Document:

When all you have is a hypervisor, everything looks like it should be virtualized

When all you have is a hypervisor, everything looks like it should be virtualized.

Yes, I'm about to say something that's on the order of heresy in the church of virtualization. But it has to be said and I'm willing to say it because, well, as General Patton said, "If everyone is thinking the same...   someone isn't thinking."

The original NFV white paper cited in the excellent overview of the SDN and NFV relationships "NFV and SDN: What’s the Difference?" describes essentially two problems it attempts to solve: rapid provisioning and operational costs.

The reason commodity hardware is always associated with NFV and with SDN is that, even if there existed a rainbow and unicorns industry-wide standard for managing network hardware there would still exist significant time required to acquire and deploy said hardware. One does not generally have extra firewalls, routers, switches, and application network service hardware lying around idle. One might, however, have commodity (cheap) compute available on which such services could be deployed.

Software, as we've seen, has readily adapted to distribution and deployment in a digital form factor. It wasn't always so after all. We started with floppies, moved to CD-ROM, then DVD and, finally, to neat little packages served up by application stores and centralized repositories (RPM, NPM, etc...).

Virtualization arrived just as we were moving from the physical to digital methods of distribution and it afforded us the commonality (abstraction) necessary to enable using commodity hardware for systems that might not otherwise be deployable on that hardware due to a lack of support by the operating system or the application itself. With the exposure of APIs and management via centralized platforms, the issue of provisioning speed was quickly addressed. Thus, virtualization is the easy answer to data center problems up and down the network stack.

Tasks:
a. What two problems does the original NFV white paper try to solve, according to the piece on virtualization?
b. Write the next few paragraphs of the virtualization essay, picking up right after its final sentence.

Data:
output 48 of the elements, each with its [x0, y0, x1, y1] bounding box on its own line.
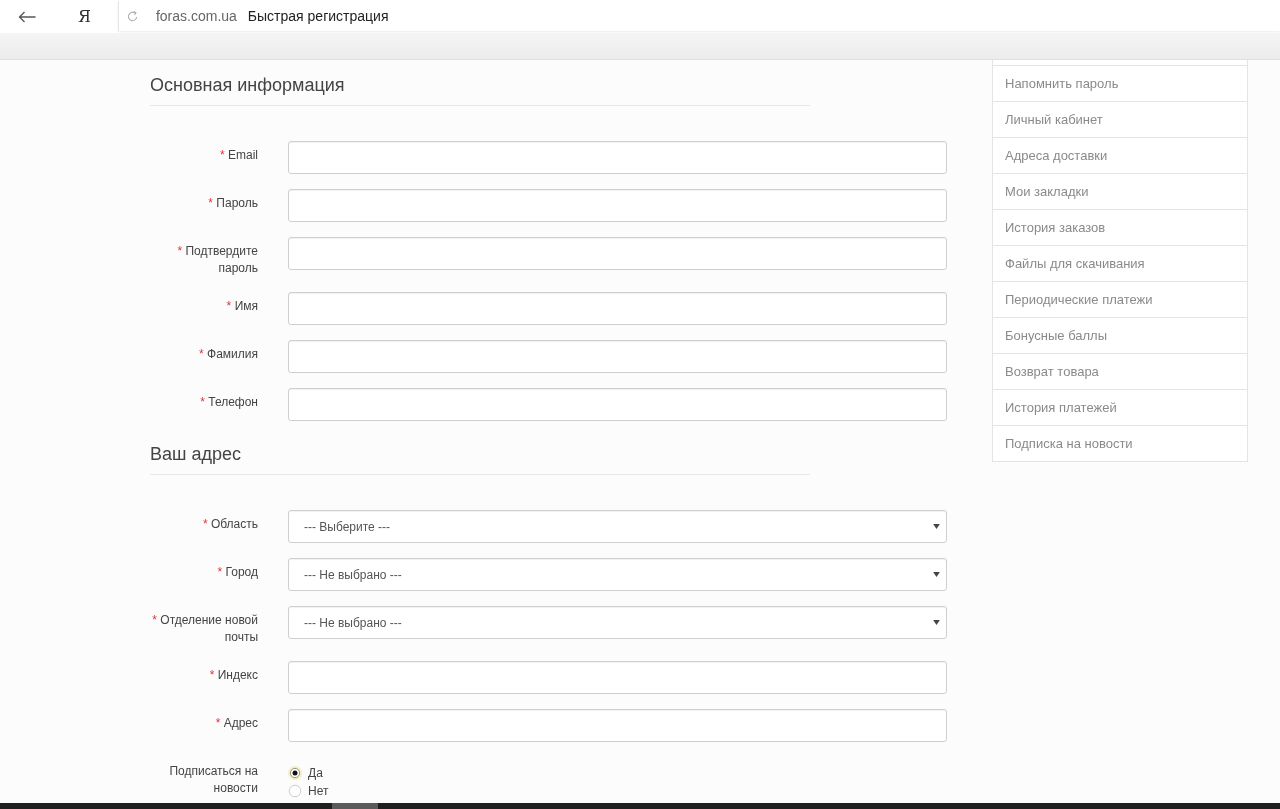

Outputs for the tasks:
a. Rapid provisioning and operational costs.

b.
But it isn't the only answer, and as SDN has shown there are other models that provide the same agility and cost benefits as virtualization without the potential downsides (performance being the most obvious with respect to the network).

ABSTRACT the ABSTRACTION

Let's abstract the abstraction for a moment. What is it virtualization offers that a similar, software-defined solution would not? If you're going to use raw compute, what is it that virtualization provides that makes it so appealing?

Hardware agnosticism comes to mind as a significant characteristic that leads everyone to choose virtualization as nearly a deus-ex machina solution. The idea that one can start with bare metal (raw compute) and within minutes have any of a number of very different systems up and running is compelling. Because there are hardware-specific drivers and configuration required at the OS level, however, that vision isn't easily realized. Enter virtualization, which provides a consistent, targetable layer for the operating system and applications.

Sure, it's software, but is standardizing on a hypervisor platform all that different from standardizing on a hardware platform?

We've turned the hypervisor into our common platform. It is what we target, what we've used as the "base" for deployment. It has eliminated the need to be concerned about five or ten hundred different potential board-level components requiring support and provided us a simple base platform upon which to deploy. But it hasn't eliminated dependencies; you can't deploy a VM packaged for VMware on a KVM system or vice-versa. There's still some virtual diaspora in the market that requires different targeted packages. But at least we're down to half-a-dozen from the hundreds of possible combinations at the hardware level.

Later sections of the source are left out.